## [Passage]
Silicon Valley men's stores and (half-baked) Hlaska

For years I've been on a somewhat meandering and not at all thorough quest for a really decent men's store in Silicon Valley.

Plenty of locals would say we already have one and it's Frys. Fair enough, but I'm after clothing, too, and a worldliness -- dare I say cosmopolitanism -- that Frys absolutely eschews.

Here's what I'm looking for: firstly, a clothing store that is to Silicon Valley as the Paul Smith store in Covent Garden is to London -- a place that both captures and helps define a region's unique style. So where's our poet of the tie-less shirt and the somehow-interesting-at-last khaki? Who can help us navigate that small but tricky step from the penniless student engineer affect to looking like the proto-tech titans that we all, so obviously, will one day be?

## [Problem requirements]
Reproduce the passage about Silicon Valley men's stores word for word, starting at "Here's what I'm" and ending at "one day be?".

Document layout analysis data
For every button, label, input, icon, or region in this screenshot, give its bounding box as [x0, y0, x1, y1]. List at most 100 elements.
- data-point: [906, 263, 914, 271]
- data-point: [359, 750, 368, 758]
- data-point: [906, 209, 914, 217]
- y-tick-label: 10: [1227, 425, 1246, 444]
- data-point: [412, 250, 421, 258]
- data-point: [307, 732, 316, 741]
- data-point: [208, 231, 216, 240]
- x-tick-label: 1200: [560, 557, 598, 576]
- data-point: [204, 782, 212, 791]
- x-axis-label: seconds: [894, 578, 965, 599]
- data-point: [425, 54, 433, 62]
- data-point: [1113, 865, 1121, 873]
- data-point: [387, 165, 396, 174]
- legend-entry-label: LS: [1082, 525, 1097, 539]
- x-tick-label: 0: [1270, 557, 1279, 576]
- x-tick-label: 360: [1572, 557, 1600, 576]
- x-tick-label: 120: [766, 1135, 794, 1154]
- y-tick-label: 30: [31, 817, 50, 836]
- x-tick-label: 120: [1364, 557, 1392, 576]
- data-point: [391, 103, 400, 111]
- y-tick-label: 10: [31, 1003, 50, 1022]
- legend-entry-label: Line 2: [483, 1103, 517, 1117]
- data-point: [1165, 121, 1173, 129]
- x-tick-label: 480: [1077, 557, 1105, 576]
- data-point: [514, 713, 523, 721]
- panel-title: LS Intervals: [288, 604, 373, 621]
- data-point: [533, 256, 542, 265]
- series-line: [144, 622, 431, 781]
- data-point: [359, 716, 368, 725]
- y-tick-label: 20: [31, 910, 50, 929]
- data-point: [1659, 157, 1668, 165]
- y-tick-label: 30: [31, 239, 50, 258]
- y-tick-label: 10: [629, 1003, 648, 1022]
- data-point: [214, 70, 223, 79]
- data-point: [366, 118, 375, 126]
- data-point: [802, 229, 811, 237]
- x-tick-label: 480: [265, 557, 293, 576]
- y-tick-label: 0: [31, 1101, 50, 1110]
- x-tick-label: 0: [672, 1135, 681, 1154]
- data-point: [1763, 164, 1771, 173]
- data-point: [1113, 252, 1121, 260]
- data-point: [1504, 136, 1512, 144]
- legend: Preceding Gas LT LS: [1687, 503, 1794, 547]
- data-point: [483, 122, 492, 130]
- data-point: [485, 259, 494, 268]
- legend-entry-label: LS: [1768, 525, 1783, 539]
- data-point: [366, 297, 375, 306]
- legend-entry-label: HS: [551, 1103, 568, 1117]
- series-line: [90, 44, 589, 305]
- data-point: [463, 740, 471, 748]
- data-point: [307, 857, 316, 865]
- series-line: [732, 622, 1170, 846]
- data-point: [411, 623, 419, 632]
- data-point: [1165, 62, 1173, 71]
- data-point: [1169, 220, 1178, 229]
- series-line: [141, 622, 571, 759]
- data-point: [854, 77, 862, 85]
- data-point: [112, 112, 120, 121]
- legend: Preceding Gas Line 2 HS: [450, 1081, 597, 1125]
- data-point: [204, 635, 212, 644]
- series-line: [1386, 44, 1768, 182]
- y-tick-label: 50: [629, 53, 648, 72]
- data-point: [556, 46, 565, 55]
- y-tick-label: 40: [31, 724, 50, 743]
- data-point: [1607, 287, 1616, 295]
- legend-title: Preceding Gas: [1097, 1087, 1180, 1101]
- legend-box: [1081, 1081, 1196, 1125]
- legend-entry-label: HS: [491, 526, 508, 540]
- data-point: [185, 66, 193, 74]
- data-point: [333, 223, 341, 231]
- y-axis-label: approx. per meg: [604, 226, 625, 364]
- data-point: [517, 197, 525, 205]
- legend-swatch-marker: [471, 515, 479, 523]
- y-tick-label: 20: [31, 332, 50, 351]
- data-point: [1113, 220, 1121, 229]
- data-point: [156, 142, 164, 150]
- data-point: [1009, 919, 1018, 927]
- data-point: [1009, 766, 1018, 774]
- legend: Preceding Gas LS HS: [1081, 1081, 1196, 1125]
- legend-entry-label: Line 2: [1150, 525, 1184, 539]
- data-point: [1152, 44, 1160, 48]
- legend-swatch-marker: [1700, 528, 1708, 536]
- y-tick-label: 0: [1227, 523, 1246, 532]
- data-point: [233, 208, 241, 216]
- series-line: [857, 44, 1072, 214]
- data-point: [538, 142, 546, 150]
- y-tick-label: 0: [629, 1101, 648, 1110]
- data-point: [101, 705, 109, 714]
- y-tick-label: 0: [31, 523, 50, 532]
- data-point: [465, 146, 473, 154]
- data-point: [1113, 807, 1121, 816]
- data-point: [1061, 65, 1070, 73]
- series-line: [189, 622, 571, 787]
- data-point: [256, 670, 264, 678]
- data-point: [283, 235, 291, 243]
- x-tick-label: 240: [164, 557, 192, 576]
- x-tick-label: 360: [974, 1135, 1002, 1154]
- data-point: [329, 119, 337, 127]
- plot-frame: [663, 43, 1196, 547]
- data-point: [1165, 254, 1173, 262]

## [Output of the task]
Here's what I'm looking for: firstly, a clothing store that is to Silicon Valley as the Paul Smith store in Covent Garden is to London -- a place that both captures and helps define a region's unique style. So where's our poet of the tie-less shirt and the somehow-interesting-at-last khaki? Who can help us navigate that small but tricky step from the penniless student engineer affect to looking like the proto-tech titans that we all, so obviously, will one day be?